**Information supplied**
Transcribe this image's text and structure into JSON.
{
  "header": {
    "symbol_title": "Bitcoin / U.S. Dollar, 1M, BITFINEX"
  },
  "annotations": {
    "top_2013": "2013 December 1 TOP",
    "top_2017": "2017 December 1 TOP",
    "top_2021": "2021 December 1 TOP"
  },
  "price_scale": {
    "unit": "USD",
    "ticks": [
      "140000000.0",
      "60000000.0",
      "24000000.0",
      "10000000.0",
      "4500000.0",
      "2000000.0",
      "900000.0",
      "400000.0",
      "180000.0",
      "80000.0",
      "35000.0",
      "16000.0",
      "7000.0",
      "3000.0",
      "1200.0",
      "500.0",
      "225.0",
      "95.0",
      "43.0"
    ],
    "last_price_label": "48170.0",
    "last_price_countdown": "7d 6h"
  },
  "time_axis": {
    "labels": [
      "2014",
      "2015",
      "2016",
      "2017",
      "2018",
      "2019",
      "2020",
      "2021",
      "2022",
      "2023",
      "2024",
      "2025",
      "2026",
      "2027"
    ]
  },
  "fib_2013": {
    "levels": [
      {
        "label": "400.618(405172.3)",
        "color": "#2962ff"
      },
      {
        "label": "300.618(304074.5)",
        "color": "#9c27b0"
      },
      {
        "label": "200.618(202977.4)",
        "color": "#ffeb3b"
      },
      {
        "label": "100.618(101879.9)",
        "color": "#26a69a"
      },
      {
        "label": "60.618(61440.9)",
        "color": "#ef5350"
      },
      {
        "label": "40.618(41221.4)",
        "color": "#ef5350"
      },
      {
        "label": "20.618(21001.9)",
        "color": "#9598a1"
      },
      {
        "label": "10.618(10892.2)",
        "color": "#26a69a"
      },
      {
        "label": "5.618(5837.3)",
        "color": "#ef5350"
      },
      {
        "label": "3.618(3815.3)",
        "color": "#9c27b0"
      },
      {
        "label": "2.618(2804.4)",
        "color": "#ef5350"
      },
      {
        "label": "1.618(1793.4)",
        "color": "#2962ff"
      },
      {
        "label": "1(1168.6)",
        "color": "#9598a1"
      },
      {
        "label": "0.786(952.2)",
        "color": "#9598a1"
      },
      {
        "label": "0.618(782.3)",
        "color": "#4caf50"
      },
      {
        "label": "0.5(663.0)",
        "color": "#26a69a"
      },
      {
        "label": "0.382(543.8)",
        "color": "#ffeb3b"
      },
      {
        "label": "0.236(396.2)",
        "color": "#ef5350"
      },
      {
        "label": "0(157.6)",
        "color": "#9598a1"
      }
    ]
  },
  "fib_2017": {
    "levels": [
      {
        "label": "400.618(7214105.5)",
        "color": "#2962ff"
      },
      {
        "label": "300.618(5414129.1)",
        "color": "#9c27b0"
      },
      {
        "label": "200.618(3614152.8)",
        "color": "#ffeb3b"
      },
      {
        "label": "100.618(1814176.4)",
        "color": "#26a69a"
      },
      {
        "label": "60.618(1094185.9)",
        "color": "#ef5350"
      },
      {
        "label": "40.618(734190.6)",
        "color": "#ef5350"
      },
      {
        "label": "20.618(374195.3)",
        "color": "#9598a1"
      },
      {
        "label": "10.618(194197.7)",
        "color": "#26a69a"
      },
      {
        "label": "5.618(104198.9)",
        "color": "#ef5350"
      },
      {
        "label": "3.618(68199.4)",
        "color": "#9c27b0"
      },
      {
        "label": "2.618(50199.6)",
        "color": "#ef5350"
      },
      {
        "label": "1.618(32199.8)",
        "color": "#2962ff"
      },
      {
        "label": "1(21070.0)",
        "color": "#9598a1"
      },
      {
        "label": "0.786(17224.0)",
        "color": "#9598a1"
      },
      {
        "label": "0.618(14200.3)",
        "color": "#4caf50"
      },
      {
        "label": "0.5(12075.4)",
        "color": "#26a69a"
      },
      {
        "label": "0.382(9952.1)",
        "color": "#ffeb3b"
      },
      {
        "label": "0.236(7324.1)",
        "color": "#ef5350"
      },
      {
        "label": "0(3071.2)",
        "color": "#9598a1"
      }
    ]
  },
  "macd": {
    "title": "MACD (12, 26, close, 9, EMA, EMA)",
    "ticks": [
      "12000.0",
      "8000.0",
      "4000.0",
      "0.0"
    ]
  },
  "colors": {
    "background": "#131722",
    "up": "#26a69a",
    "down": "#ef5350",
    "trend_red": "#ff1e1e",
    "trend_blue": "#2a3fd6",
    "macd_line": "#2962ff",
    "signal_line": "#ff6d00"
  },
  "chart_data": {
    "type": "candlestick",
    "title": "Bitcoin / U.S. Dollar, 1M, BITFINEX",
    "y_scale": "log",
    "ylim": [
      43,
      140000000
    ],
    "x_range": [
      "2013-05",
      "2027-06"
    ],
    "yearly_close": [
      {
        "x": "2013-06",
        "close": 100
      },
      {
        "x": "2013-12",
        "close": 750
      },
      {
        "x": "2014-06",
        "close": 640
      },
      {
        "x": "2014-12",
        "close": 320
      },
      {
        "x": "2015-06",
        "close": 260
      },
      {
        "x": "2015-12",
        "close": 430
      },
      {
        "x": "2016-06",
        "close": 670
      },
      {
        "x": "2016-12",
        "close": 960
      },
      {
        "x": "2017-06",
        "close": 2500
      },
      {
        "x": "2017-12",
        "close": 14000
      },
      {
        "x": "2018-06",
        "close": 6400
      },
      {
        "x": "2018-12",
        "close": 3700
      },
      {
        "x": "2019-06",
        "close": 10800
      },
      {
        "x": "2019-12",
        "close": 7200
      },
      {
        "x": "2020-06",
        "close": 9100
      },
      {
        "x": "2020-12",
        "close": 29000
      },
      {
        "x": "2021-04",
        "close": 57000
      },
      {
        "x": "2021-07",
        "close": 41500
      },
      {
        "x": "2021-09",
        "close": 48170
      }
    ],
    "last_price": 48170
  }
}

**Goal**
Work out how many lines of the listing above include the word "Dollar". Reply with nothing but the count.

**Solution for this task**
2